● **Dataset rows**
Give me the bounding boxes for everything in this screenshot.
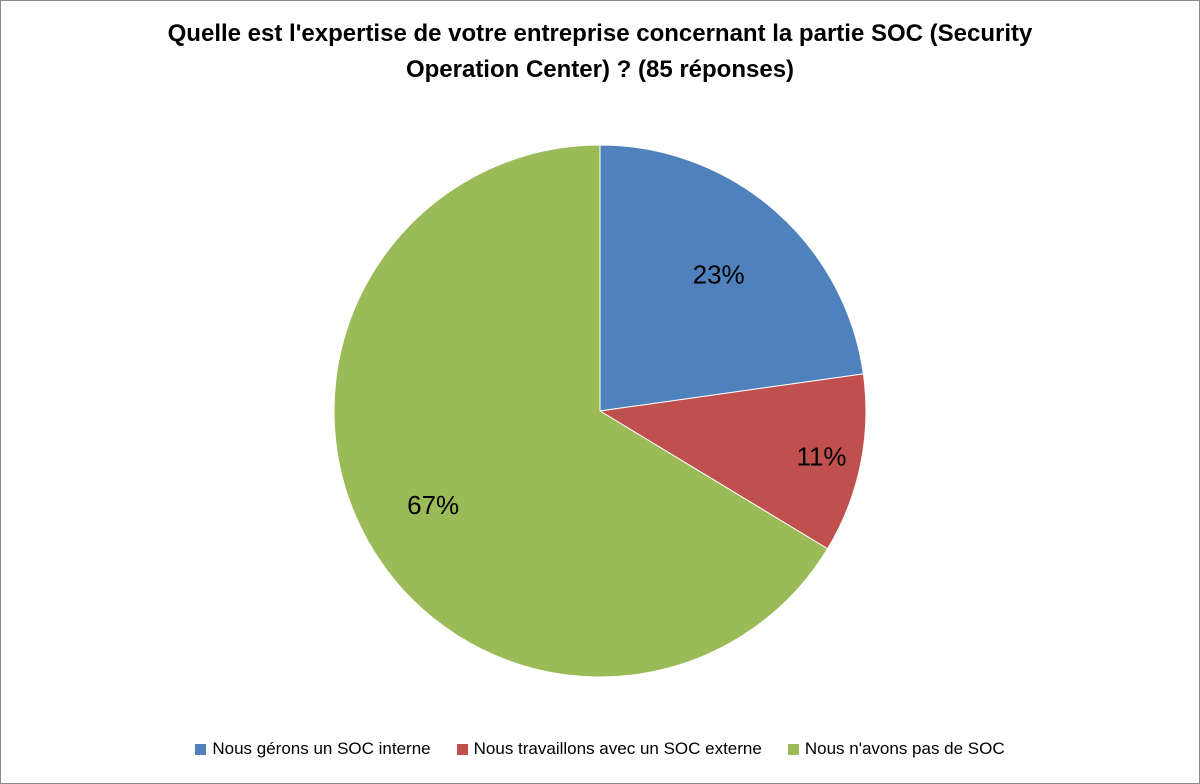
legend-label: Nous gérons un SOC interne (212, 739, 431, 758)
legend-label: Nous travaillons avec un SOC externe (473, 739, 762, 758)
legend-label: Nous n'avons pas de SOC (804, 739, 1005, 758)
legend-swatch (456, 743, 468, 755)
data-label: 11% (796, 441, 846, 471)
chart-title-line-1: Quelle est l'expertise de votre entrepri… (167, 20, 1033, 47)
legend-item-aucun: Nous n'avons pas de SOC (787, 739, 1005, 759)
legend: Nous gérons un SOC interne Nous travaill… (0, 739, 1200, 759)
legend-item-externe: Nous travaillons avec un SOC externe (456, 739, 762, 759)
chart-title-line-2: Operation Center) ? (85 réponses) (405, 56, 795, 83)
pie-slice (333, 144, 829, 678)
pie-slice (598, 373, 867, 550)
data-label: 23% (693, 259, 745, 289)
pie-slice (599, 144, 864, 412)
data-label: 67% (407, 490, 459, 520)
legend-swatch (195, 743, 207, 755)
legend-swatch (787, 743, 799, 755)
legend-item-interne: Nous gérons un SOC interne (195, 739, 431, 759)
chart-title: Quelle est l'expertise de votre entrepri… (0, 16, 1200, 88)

==

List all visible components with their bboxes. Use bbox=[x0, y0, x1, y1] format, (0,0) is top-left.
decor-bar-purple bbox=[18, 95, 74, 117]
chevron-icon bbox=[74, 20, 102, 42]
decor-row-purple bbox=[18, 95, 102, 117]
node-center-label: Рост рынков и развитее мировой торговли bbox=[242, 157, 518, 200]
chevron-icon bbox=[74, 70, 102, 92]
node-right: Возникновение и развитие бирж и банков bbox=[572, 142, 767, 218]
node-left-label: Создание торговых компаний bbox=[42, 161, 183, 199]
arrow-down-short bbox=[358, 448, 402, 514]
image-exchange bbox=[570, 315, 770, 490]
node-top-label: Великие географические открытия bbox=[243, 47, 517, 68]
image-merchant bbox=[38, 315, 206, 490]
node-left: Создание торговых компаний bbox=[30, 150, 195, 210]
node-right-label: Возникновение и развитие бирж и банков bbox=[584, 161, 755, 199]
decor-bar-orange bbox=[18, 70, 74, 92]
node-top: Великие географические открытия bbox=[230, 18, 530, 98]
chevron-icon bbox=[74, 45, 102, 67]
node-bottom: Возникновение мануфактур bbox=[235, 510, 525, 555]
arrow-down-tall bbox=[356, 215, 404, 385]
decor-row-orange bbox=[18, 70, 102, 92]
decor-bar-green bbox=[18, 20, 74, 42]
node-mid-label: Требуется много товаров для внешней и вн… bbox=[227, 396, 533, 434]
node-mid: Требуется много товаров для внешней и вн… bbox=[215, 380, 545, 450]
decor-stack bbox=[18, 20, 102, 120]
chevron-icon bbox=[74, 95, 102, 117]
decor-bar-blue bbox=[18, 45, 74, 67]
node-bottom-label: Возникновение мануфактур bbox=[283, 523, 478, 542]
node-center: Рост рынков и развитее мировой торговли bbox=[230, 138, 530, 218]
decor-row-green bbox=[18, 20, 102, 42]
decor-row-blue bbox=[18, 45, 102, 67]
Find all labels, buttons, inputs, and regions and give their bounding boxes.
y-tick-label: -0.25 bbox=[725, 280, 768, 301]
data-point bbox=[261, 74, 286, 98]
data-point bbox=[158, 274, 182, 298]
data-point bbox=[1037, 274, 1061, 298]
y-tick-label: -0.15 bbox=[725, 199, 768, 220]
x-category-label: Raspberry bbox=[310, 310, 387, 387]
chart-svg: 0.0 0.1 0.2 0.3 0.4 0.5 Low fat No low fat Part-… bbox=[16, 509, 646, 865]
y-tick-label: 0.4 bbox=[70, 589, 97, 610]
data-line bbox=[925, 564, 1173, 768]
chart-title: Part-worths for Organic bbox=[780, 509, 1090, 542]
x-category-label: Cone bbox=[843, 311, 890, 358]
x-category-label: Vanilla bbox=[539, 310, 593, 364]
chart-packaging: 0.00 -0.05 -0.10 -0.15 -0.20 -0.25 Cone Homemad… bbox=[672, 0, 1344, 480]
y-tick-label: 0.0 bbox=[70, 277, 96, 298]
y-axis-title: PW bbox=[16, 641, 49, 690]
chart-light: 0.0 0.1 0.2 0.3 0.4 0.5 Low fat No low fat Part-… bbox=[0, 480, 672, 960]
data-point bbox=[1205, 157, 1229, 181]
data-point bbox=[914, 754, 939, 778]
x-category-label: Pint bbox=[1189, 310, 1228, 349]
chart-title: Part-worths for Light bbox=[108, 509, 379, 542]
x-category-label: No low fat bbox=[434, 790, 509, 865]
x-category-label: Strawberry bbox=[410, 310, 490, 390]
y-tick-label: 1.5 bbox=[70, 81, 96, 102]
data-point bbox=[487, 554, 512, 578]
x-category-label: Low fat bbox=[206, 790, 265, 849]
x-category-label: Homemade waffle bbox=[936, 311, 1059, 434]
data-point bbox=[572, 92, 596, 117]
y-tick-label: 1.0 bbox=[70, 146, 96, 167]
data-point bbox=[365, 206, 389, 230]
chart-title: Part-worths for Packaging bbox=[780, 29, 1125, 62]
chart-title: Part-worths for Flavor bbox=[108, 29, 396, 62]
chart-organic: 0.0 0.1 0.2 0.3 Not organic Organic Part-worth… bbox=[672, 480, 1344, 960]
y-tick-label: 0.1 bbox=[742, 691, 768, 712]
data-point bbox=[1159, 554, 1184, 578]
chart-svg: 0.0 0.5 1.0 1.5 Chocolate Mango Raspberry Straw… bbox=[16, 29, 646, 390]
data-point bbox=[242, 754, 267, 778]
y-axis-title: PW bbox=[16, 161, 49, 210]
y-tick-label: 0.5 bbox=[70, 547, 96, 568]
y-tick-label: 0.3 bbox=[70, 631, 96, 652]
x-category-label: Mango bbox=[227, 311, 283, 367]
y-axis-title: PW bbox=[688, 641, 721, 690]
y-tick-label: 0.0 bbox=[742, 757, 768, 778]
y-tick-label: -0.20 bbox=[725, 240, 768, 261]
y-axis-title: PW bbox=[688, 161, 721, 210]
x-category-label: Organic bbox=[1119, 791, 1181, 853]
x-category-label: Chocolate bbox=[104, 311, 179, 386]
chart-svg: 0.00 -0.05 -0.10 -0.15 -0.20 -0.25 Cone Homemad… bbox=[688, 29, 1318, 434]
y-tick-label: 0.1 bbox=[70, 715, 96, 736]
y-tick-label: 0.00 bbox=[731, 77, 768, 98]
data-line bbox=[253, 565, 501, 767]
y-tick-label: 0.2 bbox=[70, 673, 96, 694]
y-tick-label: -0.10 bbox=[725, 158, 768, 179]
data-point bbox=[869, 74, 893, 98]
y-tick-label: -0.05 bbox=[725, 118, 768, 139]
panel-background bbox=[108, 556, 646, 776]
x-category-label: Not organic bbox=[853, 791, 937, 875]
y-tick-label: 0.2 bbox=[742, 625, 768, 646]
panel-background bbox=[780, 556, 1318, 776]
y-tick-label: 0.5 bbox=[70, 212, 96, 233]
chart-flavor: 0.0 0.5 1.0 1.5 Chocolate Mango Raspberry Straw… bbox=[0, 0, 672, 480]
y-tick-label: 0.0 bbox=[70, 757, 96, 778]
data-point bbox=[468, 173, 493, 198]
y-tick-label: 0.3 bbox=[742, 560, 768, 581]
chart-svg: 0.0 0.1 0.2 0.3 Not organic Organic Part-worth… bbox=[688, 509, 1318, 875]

● **Given exercise**
List every line of the entries above that contains the word "Возникновение" with the same capitalization.

● **The answer**
node-right: Возникновение и развитие бирж и банков bbox=[572, 142, 767, 218]
node-right-label: Возникновение и развитие бирж и банков bbox=[584, 161, 755, 199]
node-bottom: Возникновение мануфактур bbox=[235, 510, 525, 555]
node-bottom-label: Возникновение мануфактур bbox=[283, 523, 478, 542]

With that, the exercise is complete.